◆ STATED GOAL
Reproduce the listing verbatim.

◆ ENTRIES SHOWN
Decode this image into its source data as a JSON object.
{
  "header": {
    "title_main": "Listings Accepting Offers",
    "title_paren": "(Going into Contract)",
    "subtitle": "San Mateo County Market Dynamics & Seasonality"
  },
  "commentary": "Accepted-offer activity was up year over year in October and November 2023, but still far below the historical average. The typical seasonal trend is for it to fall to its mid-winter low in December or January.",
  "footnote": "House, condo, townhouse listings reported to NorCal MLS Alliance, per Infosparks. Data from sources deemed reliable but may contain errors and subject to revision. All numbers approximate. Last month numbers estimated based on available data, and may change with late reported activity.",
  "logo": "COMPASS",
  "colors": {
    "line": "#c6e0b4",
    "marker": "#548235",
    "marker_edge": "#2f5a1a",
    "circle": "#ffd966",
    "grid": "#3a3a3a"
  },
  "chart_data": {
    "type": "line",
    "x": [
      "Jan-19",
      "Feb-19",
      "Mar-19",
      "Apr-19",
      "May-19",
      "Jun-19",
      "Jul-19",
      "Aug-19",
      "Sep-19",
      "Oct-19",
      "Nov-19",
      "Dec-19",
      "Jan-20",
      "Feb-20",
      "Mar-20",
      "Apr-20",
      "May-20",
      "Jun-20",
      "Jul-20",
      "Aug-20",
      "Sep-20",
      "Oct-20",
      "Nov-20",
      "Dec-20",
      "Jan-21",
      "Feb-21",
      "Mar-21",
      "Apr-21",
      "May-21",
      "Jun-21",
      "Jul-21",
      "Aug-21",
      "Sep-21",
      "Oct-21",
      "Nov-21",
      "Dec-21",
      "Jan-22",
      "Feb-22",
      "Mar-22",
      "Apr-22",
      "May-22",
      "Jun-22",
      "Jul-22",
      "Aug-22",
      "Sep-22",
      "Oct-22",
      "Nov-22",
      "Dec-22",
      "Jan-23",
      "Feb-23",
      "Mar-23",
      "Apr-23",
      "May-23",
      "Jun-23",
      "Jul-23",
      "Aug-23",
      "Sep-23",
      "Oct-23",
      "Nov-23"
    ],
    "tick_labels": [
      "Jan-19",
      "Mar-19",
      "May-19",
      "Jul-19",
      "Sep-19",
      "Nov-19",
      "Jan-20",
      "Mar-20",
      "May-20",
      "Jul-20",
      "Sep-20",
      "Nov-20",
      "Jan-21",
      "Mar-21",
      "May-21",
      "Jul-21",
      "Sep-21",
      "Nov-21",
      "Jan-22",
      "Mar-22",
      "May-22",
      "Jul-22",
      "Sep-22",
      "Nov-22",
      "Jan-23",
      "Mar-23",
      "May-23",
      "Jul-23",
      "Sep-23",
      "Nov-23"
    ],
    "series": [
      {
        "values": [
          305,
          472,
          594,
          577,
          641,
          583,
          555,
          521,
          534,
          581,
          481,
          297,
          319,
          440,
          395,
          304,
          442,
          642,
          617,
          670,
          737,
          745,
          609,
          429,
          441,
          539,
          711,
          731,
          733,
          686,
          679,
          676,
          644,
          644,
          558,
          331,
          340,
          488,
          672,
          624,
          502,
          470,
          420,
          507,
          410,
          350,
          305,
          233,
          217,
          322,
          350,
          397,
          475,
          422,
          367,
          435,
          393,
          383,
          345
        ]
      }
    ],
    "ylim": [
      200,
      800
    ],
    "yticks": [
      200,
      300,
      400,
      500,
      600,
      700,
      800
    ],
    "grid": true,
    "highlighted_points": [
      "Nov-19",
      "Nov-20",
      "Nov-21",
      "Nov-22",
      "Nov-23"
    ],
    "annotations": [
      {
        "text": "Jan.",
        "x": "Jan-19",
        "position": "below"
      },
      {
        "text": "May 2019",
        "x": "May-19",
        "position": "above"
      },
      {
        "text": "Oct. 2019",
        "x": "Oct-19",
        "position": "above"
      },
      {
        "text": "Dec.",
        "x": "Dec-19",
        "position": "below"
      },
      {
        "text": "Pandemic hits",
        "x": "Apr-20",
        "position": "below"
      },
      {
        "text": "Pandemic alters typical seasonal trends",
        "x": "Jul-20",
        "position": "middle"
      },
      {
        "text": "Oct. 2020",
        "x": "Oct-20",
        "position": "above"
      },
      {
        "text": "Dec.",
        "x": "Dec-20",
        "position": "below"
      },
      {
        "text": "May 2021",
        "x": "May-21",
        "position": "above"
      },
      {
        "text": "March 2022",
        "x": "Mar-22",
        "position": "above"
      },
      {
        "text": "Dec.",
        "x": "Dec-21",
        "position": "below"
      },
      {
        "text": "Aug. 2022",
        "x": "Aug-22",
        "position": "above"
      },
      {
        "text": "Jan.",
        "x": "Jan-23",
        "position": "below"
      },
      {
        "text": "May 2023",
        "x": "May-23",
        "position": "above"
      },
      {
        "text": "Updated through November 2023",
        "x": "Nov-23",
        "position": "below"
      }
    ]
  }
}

◆ ANSWER BELOW
Decode this image into its source data as a JSON object.
{
  "header": {
    "title_main": "Listings Accepting Offers",
    "title_paren": "(Going into Contract)",
    "subtitle": "San Mateo County Market Dynamics & Seasonality"
  },
  "commentary": "Accepted-offer activity was up year over year in October and November 2023, but still far below the historical average. The typical seasonal trend is for it to fall to its mid-winter low in December or January.",
  "footnote": "House, condo, townhouse listings reported to NorCal MLS Alliance, per Infosparks. Data from sources deemed reliable but may contain errors and subject to revision. All numbers approximate. Last month numbers estimated based on available data, and may change with late reported activity.",
  "logo": "COMPASS",
  "colors": {
    "line": "#c6e0b4",
    "marker": "#548235",
    "marker_edge": "#2f5a1a",
    "circle": "#ffd966",
    "grid": "#3a3a3a"
  },
  "chart_data": {
    "type": "line",
    "x": [
      "Jan-19",
      "Feb-19",
      "Mar-19",
      "Apr-19",
      "May-19",
      "Jun-19",
      "Jul-19",
      "Aug-19",
      "Sep-19",
      "Oct-19",
      "Nov-19",
      "Dec-19",
      "Jan-20",
      "Feb-20",
      "Mar-20",
      "Apr-20",
      "May-20",
      "Jun-20",
      "Jul-20",
      "Aug-20",
      "Sep-20",
      "Oct-20",
      "Nov-20",
      "Dec-20",
      "Jan-21",
      "Feb-21",
      "Mar-21",
      "Apr-21",
      "May-21",
      "Jun-21",
      "Jul-21",
      "Aug-21",
      "Sep-21",
      "Oct-21",
      "Nov-21",
      "Dec-21",
      "Jan-22",
      "Feb-22",
      "Mar-22",
      "Apr-22",
      "May-22",
      "Jun-22",
      "Jul-22",
      "Aug-22",
      "Sep-22",
      "Oct-22",
      "Nov-22",
      "Dec-22",
      "Jan-23",
      "Feb-23",
      "Mar-23",
      "Apr-23",
      "May-23",
      "Jun-23",
      "Jul-23",
      "Aug-23",
      "Sep-23",
      "Oct-23",
      "Nov-23"
    ],
    "tick_labels": [
      "Jan-19",
      "Mar-19",
      "May-19",
      "Jul-19",
      "Sep-19",
      "Nov-19",
      "Jan-20",
      "Mar-20",
      "May-20",
      "Jul-20",
      "Sep-20",
      "Nov-20",
      "Jan-21",
      "Mar-21",
      "May-21",
      "Jul-21",
      "Sep-21",
      "Nov-21",
      "Jan-22",
      "Mar-22",
      "May-22",
      "Jul-22",
      "Sep-22",
      "Nov-22",
      "Jan-23",
      "Mar-23",
      "May-23",
      "Jul-23",
      "Sep-23",
      "Nov-23"
    ],
    "series": [
      {
        "values": [
          305,
          472,
          594,
          577,
          641,
          583,
          555,
          521,
          534,
          581,
          481,
          297,
          319,
          440,
          395,
          304,
          442,
          642,
          617,
          670,
          737,
          745,
          609,
          429,
          441,
          539,
          711,
          731,
          733,
          686,
          679,
          676,
          644,
          644,
          558,
          331,
          340,
          488,
          672,
          624,
          502,
          470,
          420,
          507,
          410,
          350,
          305,
          233,
          217,
          322,
          350,
          397,
          475,
          422,
          367,
          435,
          393,
          383,
          345
        ]
      }
    ],
    "ylim": [
      200,
      800
    ],
    "yticks": [
      200,
      300,
      400,
      500,
      600,
      700,
      800
    ],
    "grid": true,
    "highlighted_points": [
      "Nov-19",
      "Nov-20",
      "Nov-21",
      "Nov-22",
      "Nov-23"
    ],
    "annotations": [
      {
        "text": "Jan.",
        "x": "Jan-19",
        "position": "below"
      },
      {
        "text": "May 2019",
        "x": "May-19",
        "position": "above"
      },
      {
        "text": "Oct. 2019",
        "x": "Oct-19",
        "position": "above"
      },
      {
        "text": "Dec.",
        "x": "Dec-19",
        "position": "below"
      },
      {
        "text": "Pandemic hits",
        "x": "Apr-20",
        "position": "below"
      },
      {
        "text": "Pandemic alters typical seasonal trends",
        "x": "Jul-20",
        "position": "middle"
      },
      {
        "text": "Oct. 2020",
        "x": "Oct-20",
        "position": "above"
      },
      {
        "text": "Dec.",
        "x": "Dec-20",
        "position": "below"
      },
      {
        "text": "May 2021",
        "x": "May-21",
        "position": "above"
      },
      {
        "text": "March 2022",
        "x": "Mar-22",
        "position": "above"
      },
      {
        "text": "Dec.",
        "x": "Dec-21",
        "position": "below"
      },
      {
        "text": "Aug. 2022",
        "x": "Aug-22",
        "position": "above"
      },
      {
        "text": "Jan.",
        "x": "Jan-23",
        "position": "below"
      },
      {
        "text": "May 2023",
        "x": "May-23",
        "position": "above"
      },
      {
        "text": "Updated through November 2023",
        "x": "Nov-23",
        "position": "below"
      }
    ]
  }
}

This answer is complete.